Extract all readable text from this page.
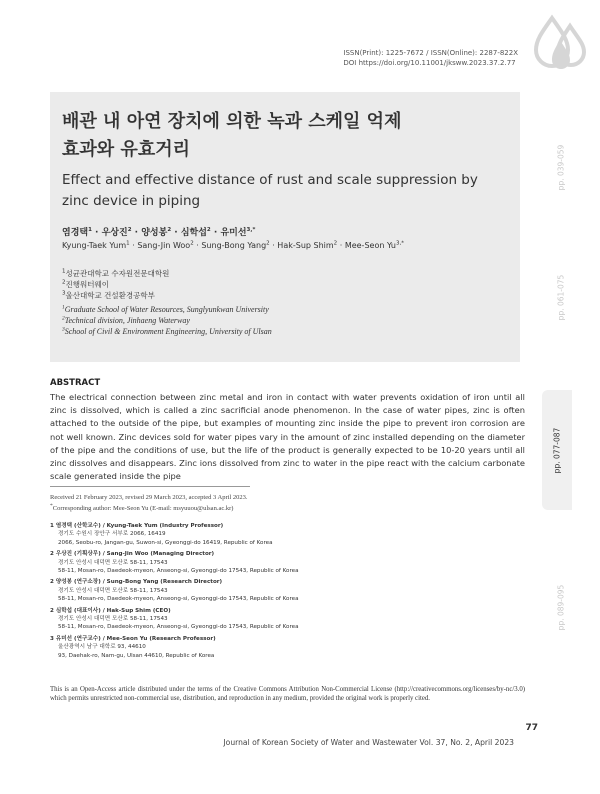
ISSN(Print): 1225-7672 / ISSN(Online): 2287-822X
DOI https://doi.org/10.11001/jksww.2023.37.2.77
배관 내 아연 장치에 의한 녹과 스케일 억제
효과와 유효거리
Effect and effective distance of rust and scale suppression by
zinc device in piping
염경택$^1$ · 우상진$^2$ · 양성봉$^2$ · 심학섭$^2$ · 유미선$^{3,*}$
Kyung-Taek Yum$^1$ · Sang-Jin Woo$^2$ · Sung-Bong Yang$^2$ · Hak-Sup Shim$^2$ · Mee-Seon $Yu^{3,*}$
$^1$성균관대학교 수자원전문대학원
$^2$진행워터웨이
$^3$울산대학교 건설환경공학부
$^1$Graduate School of Water Resources, Sunglyunkwan University
$^2$Technical division, Jinhaeng Waterway
$^3$School of Civil & Environment Engineering, University of Ulsan
pp. 039-059
pp. 061-075
pp. 077-087
pp. 089-095
ABSTRACT
The electrical connection between zinc metal and iron in contact with water prevents oxidation of iron until all zinc is dissolved, which is called a zinc sacrificial anode phenomenon. In the case of water pipes, zinc is often attached to the outside of the pipe, but examples of mounting zinc inside the pipe to prevent iron corrosion are not well known. Zinc devices sold for water pipes vary in the amount of zinc installed depending on the diameter of the pipe and the conditions of use, but the life of the product is generally expected to be 10-20 years until all zinc dissolves and disappears. Zinc ions dissolved from zinc to water in the pipe react with the calcium carbonate scale generated inside the pipe
Received 21 February 2023, revised 29 March 2023, accepted 3 April 2023.
*Corresponding author: Mee-Seon Yu (E-mail: msyuuou@ulsan.ac.kr)
1 염경택 (산학교수) / Kyung-Taek Yum (Industry Professor)
경기도 수원시 장안구 서부로 2066, 16419
2066, Seobu-ro, Jangan-gu, Suwon-si, Gyeonggi-do 16419, Republic of Korea
2 우상진 (기획상무) / Sang-Jin Woo (Managing Director)
경기도 안성시 대덕면 모산로 58-11, 17543
58-11, Mosan-ro, Daedeok-myeon, Anseong-si, Gyeonggi-do 17543, Republic of Korea
2 양성봉 (연구소장) / Sung-Bong Yang (Research Director)
경기도 안성시 대덕면 모산로 58-11, 17543
58-11, Mosan-ro, Daedeok-myeon, Anseong-si, Gyeonggi-do 17543, Republic of Korea
2 심학섭 (대표이사) / Hak-Sup Shim (CEO)
경기도 안성시 대덕면 모산로 58-11, 17543
58-11, Mosan-ro, Daedeok-myeon, Anseong-si, Gyeonggi-do 17543, Republic of Korea
3 유미선 (연구교수) / Mee-Seon Yu (Research Professor)
울산광역시 남구 대학로 93, 44610
93, Daehak-ro, Nam-gu, Ulsan 44610, Republic of Korea
This is an Open-Access article distributed under the terms of the Creative Commons Attribution Non-Commercial License (http://creativecommons.org/licenses/by-nc/3.0) which permits unrestricted non-commercial use, distribution, and reproduction in any medium, provided the original work is properly cited.
77
Journal of Korean Society of Water and Wastewater Vol. 37, No. 2, April 2023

▶ _GOAL OF THE EXERCISE_: Return, from the data, each line that has the word "scale" in it.

▶ _COMPLETE ANSWER_:
Effect and effective distance of rust and scale suppression by
The electrical connection between zinc metal and iron in contact with water prevents oxidation of iron until all zinc is dissolved, which is called a zinc sacrificial anode phenomenon. In the case of water pipes, zinc is often attached to the outside of the pipe, but examples of mounting zinc inside the pipe to prevent iron corrosion are not well known. Zinc devices sold for water pipes vary in the amount of zinc installed depending on the diameter of the pipe and the conditions of use, but the life of the product is generally expected to be 10-20 years until all zinc dissolves and disappears. Zinc ions dissolved from zinc to water in the pipe react with the calcium carbonate scale generated inside the pipe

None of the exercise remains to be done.